• _WORK TO BE COMPLETED_
Exactly how many lines have the word "before"? Answer with the bare number.

• _ENTRIES SHOWN_
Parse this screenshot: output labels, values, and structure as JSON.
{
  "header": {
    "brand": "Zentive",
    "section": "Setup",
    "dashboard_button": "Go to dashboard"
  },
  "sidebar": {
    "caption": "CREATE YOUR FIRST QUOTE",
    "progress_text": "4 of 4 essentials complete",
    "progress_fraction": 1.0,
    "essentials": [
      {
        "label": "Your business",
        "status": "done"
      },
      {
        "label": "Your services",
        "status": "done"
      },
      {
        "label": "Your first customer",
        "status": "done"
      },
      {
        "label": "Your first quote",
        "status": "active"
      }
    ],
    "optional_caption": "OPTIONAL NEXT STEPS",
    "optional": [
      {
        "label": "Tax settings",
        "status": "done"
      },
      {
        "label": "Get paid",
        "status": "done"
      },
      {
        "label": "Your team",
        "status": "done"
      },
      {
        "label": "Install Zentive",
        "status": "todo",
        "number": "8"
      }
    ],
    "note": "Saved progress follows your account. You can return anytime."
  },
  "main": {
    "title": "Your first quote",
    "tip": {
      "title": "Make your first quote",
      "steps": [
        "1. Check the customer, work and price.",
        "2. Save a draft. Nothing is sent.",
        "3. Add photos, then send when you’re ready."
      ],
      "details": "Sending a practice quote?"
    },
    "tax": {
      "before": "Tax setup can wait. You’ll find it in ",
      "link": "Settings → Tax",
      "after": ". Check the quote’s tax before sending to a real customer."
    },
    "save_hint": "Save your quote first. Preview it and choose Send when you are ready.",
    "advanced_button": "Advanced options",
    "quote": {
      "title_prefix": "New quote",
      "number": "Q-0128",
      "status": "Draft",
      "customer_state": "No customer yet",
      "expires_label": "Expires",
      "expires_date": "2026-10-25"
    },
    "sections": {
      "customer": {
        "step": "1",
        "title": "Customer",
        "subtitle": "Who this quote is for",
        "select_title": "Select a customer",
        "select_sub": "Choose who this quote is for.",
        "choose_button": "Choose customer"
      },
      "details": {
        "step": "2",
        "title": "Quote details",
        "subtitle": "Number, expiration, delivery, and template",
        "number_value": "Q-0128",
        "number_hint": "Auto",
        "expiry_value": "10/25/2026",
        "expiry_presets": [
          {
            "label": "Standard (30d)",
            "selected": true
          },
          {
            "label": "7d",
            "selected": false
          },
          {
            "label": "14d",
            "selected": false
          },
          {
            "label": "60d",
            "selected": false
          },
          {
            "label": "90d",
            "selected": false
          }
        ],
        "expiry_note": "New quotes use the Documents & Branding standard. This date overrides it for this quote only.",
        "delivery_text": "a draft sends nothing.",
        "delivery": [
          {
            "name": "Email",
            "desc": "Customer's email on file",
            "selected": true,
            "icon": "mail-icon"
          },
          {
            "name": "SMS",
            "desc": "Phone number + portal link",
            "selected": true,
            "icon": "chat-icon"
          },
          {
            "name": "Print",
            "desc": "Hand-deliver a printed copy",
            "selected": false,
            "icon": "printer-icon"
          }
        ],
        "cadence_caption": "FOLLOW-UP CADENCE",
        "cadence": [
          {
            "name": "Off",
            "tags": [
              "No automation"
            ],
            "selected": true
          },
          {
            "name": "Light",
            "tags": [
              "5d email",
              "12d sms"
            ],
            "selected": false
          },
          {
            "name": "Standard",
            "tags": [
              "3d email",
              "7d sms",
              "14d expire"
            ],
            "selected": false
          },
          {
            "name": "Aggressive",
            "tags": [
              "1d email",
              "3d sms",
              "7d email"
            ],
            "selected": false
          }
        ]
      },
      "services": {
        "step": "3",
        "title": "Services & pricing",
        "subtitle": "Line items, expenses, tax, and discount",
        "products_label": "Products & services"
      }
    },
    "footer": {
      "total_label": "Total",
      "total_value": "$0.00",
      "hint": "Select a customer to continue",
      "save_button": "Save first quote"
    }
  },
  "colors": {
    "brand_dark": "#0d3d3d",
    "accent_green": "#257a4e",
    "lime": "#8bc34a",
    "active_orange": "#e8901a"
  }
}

• _OUTPUT FOR THIS TASK_
2